◆ THE EXERCISE ◆
Collect each line of the entries that holds the string "Катерина".

◆ TASK INPUT ◆
Begin

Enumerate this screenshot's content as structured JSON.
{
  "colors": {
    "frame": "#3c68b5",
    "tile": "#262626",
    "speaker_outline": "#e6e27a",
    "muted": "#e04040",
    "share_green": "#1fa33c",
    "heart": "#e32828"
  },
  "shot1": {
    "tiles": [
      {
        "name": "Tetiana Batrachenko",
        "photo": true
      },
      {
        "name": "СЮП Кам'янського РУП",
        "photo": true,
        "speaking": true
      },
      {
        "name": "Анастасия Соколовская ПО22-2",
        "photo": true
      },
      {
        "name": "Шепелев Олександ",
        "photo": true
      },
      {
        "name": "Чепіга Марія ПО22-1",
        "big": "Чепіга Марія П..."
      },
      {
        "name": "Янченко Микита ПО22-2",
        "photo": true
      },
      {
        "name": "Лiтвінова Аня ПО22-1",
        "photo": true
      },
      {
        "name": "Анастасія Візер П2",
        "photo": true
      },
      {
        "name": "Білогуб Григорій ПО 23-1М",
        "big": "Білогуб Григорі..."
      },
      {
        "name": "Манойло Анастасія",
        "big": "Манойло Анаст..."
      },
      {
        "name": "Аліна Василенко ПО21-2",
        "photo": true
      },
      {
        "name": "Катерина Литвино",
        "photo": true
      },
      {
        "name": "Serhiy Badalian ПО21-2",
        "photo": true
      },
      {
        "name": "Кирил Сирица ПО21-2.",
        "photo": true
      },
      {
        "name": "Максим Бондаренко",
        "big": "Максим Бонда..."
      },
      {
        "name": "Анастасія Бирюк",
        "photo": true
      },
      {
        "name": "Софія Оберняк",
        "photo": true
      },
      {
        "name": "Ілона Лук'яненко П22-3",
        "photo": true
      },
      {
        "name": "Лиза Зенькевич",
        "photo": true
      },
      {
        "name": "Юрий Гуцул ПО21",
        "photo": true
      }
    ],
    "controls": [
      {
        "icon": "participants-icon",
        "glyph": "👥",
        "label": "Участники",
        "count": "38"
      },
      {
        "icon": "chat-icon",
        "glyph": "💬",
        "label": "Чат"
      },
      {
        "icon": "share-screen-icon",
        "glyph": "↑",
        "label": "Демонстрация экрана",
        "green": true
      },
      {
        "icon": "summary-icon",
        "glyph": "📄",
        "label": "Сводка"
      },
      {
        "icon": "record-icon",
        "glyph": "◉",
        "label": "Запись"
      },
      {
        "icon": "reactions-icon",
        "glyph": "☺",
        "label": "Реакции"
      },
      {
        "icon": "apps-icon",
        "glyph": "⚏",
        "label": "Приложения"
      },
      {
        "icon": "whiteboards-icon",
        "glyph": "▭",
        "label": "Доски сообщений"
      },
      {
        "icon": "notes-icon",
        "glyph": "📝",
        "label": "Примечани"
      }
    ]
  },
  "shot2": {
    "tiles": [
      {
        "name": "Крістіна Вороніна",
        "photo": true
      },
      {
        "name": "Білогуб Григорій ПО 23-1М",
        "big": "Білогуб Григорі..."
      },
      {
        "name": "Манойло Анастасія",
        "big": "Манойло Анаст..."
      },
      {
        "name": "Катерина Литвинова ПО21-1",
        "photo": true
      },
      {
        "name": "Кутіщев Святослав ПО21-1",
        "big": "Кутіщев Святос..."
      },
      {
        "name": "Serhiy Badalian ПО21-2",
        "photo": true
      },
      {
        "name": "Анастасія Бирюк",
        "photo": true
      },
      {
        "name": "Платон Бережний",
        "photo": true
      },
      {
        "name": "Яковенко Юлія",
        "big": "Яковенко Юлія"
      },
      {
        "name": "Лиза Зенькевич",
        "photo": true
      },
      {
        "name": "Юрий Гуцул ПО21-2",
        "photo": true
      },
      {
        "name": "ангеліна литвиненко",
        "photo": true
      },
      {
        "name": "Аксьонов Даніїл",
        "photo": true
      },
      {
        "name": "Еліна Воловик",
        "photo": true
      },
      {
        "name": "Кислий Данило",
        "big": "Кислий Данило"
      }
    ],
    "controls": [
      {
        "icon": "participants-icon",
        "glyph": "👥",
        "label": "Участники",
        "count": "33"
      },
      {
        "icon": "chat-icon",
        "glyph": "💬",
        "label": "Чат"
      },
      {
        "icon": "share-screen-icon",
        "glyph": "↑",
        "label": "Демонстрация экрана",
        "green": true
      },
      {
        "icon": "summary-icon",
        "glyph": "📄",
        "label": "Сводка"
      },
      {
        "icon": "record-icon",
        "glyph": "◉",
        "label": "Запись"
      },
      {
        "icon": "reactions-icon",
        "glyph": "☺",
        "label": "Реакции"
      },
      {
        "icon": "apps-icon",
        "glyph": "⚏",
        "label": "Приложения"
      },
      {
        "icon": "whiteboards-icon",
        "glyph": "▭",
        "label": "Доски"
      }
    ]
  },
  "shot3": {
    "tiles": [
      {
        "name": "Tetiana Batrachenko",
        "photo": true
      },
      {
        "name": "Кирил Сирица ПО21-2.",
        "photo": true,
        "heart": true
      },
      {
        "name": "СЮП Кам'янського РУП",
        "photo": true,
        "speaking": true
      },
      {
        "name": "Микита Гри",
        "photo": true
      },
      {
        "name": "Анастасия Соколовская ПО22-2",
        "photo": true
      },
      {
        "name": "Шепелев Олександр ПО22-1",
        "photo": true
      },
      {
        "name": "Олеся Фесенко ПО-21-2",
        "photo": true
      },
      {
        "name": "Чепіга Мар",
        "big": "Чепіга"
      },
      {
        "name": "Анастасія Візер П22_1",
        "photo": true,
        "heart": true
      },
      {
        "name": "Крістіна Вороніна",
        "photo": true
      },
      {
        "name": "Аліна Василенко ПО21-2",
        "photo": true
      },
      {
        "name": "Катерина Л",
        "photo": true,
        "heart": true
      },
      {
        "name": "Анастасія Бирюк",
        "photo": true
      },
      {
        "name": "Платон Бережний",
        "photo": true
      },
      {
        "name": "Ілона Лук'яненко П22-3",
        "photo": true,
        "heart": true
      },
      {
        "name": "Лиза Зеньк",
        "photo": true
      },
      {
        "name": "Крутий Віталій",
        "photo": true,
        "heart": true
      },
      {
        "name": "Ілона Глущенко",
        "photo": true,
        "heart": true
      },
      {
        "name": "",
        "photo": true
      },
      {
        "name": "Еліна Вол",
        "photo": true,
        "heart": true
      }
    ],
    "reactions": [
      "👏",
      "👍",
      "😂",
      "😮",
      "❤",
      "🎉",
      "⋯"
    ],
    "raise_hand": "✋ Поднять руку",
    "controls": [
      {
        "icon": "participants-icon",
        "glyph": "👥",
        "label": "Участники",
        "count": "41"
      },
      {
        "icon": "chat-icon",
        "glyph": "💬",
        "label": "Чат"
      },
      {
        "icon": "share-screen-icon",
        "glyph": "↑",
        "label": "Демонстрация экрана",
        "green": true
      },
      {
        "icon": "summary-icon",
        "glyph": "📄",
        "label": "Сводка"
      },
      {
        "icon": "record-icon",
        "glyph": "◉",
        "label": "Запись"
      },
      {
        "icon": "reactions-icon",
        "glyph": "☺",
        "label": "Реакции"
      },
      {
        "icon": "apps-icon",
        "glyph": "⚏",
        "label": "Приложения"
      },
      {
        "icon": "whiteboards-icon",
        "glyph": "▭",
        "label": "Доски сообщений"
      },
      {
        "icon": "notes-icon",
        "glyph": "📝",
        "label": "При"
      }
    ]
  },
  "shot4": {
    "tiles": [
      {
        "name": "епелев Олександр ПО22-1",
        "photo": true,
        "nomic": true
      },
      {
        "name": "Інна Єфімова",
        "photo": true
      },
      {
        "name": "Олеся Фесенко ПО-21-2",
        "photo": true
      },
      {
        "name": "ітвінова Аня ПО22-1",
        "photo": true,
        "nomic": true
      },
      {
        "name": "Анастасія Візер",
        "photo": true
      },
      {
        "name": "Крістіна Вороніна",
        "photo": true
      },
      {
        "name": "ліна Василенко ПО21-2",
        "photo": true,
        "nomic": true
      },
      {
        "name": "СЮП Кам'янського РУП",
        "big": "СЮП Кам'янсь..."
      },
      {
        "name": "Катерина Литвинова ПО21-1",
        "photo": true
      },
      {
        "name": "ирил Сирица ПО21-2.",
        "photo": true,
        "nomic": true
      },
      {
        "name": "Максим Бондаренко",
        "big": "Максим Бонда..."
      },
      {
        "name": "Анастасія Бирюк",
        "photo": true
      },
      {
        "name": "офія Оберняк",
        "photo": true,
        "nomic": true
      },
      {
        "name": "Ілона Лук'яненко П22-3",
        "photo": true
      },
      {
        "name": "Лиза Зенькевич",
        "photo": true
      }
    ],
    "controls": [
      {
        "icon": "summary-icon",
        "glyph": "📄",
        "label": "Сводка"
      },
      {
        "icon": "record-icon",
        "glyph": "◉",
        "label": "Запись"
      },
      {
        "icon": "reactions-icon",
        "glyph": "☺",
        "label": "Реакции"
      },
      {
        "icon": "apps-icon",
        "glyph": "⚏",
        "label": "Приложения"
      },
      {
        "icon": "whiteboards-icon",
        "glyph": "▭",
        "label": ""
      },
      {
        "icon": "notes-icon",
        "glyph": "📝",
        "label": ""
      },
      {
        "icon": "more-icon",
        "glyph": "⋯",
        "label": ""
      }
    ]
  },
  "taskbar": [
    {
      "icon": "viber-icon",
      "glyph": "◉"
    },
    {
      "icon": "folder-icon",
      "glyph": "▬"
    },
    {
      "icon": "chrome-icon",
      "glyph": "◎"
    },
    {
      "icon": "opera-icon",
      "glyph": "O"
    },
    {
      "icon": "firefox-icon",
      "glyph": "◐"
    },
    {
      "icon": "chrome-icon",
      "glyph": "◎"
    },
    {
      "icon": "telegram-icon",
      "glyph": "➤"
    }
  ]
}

End

◆ SOLUTION FOR THIS TASK ◆
        "name": "Катерина Литвино",
        "name": "Катерина Литвинова ПО21-1",
        "name": "Катерина Л",
        "name": "Катерина Литвинова ПО21-1",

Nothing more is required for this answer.